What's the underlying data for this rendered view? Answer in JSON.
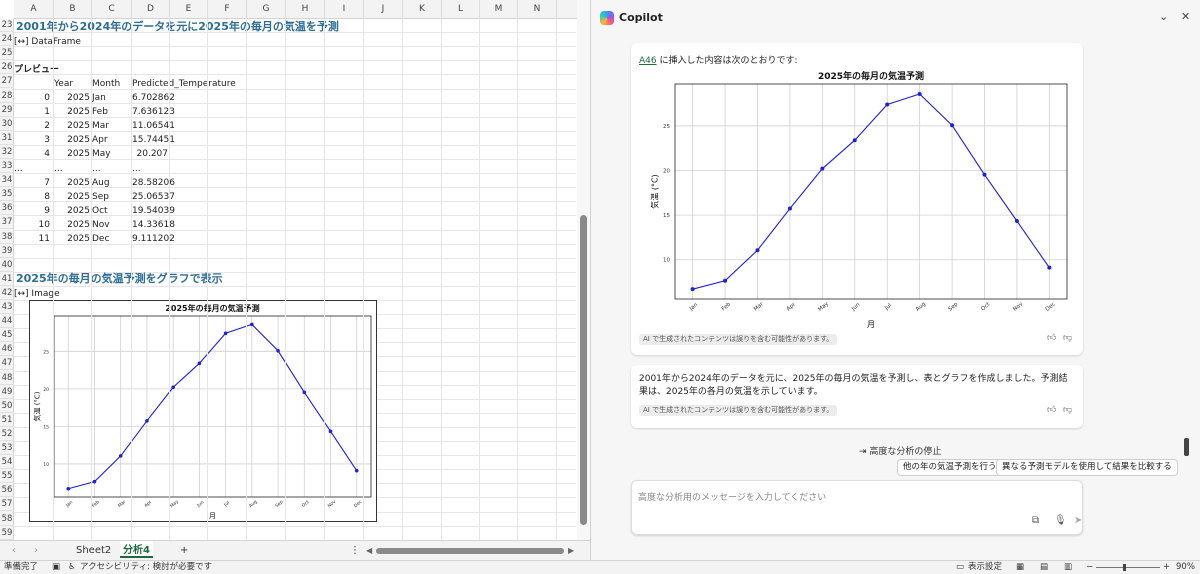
{
  "sheet": {
    "columns": [
      "A",
      "B",
      "C",
      "D",
      "E",
      "F",
      "G",
      "H",
      "I",
      "J",
      "K",
      "L",
      "M",
      "N"
    ],
    "rows": [
      "23",
      "24",
      "25",
      "26",
      "27",
      "28",
      "29",
      "30",
      "31",
      "32",
      "33",
      "34",
      "35",
      "36",
      "37",
      "38",
      "39",
      "40",
      "41",
      "42",
      "43",
      "44",
      "45",
      "46",
      "47",
      "48",
      "49",
      "50",
      "51",
      "52",
      "53",
      "54",
      "55",
      "56",
      "57",
      "58",
      "59"
    ],
    "heading1": "2001年から2024年のデータを元に2025年の毎月の気温を予測",
    "dataframe_label": "[↔] DataFrame",
    "preview_label": "プレビュー",
    "headers": [
      "Year",
      "Month",
      "Predicted_Temperature"
    ],
    "table": [
      {
        "i": "0",
        "y": "2025",
        "m": "Jan",
        "t": "6.702862"
      },
      {
        "i": "1",
        "y": "2025",
        "m": "Feb",
        "t": "7.636123"
      },
      {
        "i": "2",
        "y": "2025",
        "m": "Mar",
        "t": "11.06541"
      },
      {
        "i": "3",
        "y": "2025",
        "m": "Apr",
        "t": "15.74451"
      },
      {
        "i": "4",
        "y": "2025",
        "m": "May",
        "t": "20.207"
      },
      {
        "i": "...",
        "y": "...",
        "m": "...",
        "t": "..."
      },
      {
        "i": "7",
        "y": "2025",
        "m": "Aug",
        "t": "28.58206"
      },
      {
        "i": "8",
        "y": "2025",
        "m": "Sep",
        "t": "25.06537"
      },
      {
        "i": "9",
        "y": "2025",
        "m": "Oct",
        "t": "19.54039"
      },
      {
        "i": "10",
        "y": "2025",
        "m": "Nov",
        "t": "14.33618"
      },
      {
        "i": "11",
        "y": "2025",
        "m": "Dec",
        "t": "9.111202"
      }
    ],
    "heading2": "2025年の毎月の気温予測をグラフで表示",
    "image_label": "[↔] Image",
    "tabs": [
      "Sheet2",
      "分析4"
    ],
    "add_tab": "+"
  },
  "status": {
    "ready": "準備完了",
    "accessibility": "アクセシビリティ: 検討が必要です",
    "view_settings": "表示設定",
    "zoom": "90%"
  },
  "copilot": {
    "title": "Copilot",
    "cell_ref": "A46",
    "inserted_text": " に挿入した内容は次のとおりです:",
    "disclaimer": "AI で生成されたコンテンツは誤りを含む可能性があります。",
    "summary": "2001年から2024年のデータを元に、2025年の毎月の気温を予測し、表とグラフを作成しました。予測結果は、2025年の各月の気温を示しています。",
    "stop_label": "高度な分析の停止",
    "suggestion1": "他の年の気温予測を行う",
    "suggestion2": "異なる予測モデルを使用して結果を比較する",
    "input_placeholder": "高度な分析用のメッセージを入力してください"
  },
  "chart_data": {
    "type": "line",
    "title": "2025年の毎月の気温予測",
    "xlabel": "月",
    "ylabel": "気温 (°C)",
    "categories": [
      "Jan",
      "Feb",
      "Mar",
      "Apr",
      "May",
      "Jun",
      "Jul",
      "Aug",
      "Sep",
      "Oct",
      "Nov",
      "Dec"
    ],
    "values": [
      6.7,
      7.64,
      11.07,
      15.74,
      20.21,
      23.4,
      27.4,
      28.58,
      25.07,
      19.54,
      14.34,
      9.11
    ],
    "yticks": [
      10,
      15,
      20,
      25
    ],
    "ylim": [
      5.6,
      29.7
    ],
    "grid": true,
    "color": "#1f1fe0"
  }
}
•••••
**GIVEN EXERCISE**
Go through the entries above and copy every line containing "title".

**PROBLEM SOLUTION**
    "title": "Copilot",
    "title": "2025年の毎月の気温予測",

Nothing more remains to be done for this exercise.